> **Exercise goal**
The records below are made of lines; count those holding the word "Klarheit" and give the number only.

> **Rows from a dataset**
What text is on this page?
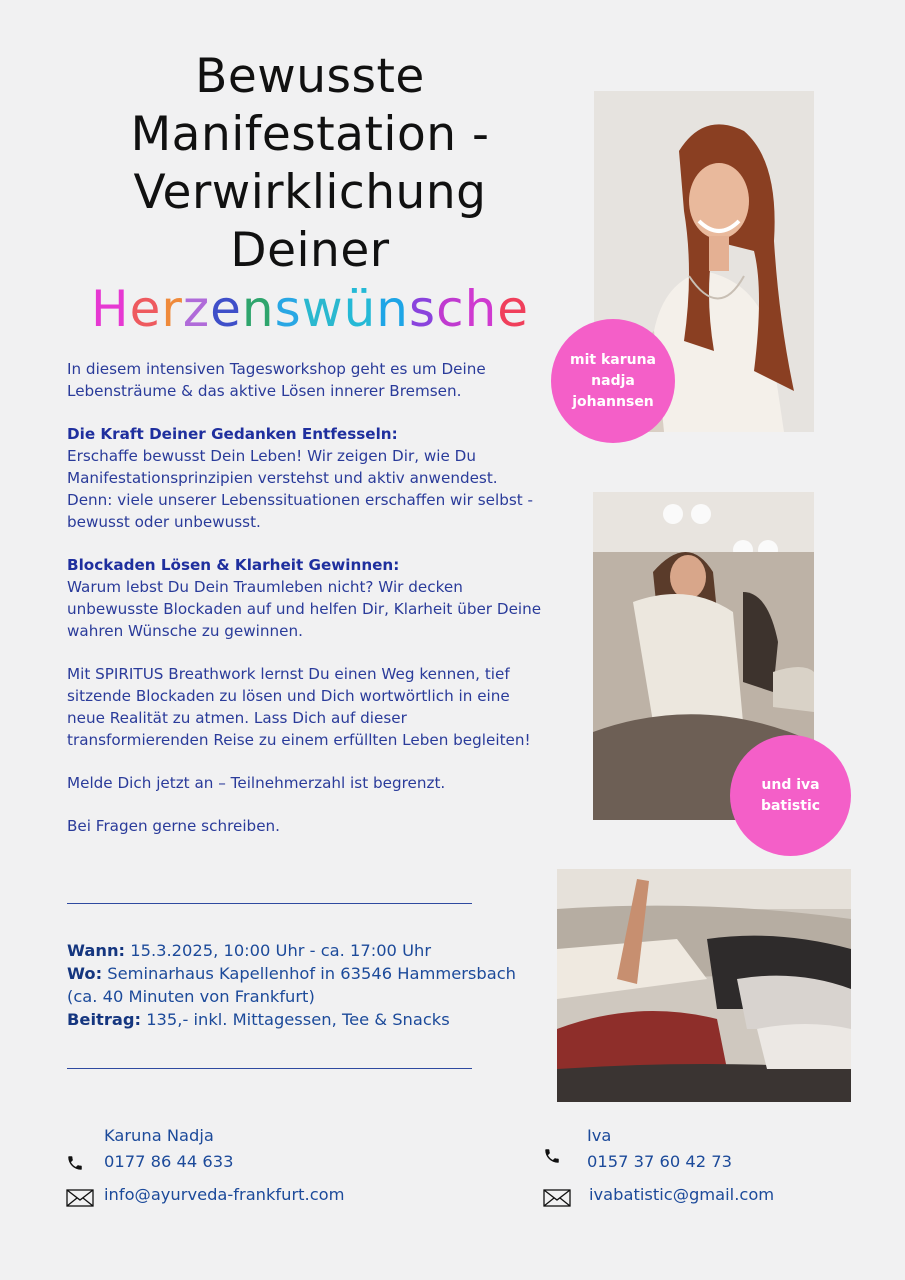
Bewusste
Manifestation -
Verwirklichung
Deiner
Herzenswünsche

In diesem intensiven Tagesworkshop geht es um Deine Lebensträume & das aktive Lösen innerer Bremsen.

Die Kraft Deiner Gedanken Entfesseln:
Erschaffe bewusst Dein Leben! Wir zeigen Dir, wie Du Manifestationsprinzipien verstehst und aktiv anwendest. Denn: viele unserer Lebenssituationen erschaffen wir selbst - bewusst oder unbewusst.

Blockaden Lösen & Klarheit Gewinnen:
Warum lebst Du Dein Traumleben nicht? Wir decken unbewusste Blockaden auf und helfen Dir, Klarheit über Deine wahren Wünsche zu gewinnen.

Mit SPIRITUS Breathwork lernst Du einen Weg kennen, tief sitzende Blockaden zu lösen und Dich wortwörtlich in eine neue Realität zu atmen. Lass Dich auf dieser transformierenden Reise zu einem erfüllten Leben begleiten!

Melde Dich jetzt an – Teilnehmerzahl ist begrenzt.

Bei Fragen gerne schreiben.

Wann: 15.3.2025, 10:00 Uhr - ca. 17:00 Uhr
Wo: Seminarhaus Kapellenhof in 63546 Hammersbach (ca. 40 Minuten von Frankfurt)
Beitrag: 135,- inkl. Mittagessen, Tee & Snacks
mit karuna nadja johannsen
und iva batistic
Karuna Nadja
0177 86 44 633
info@ayurveda-frankfurt.com
Iva
0157 37 60 42 73
ivabatistic@gmail.com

> **Response below**
2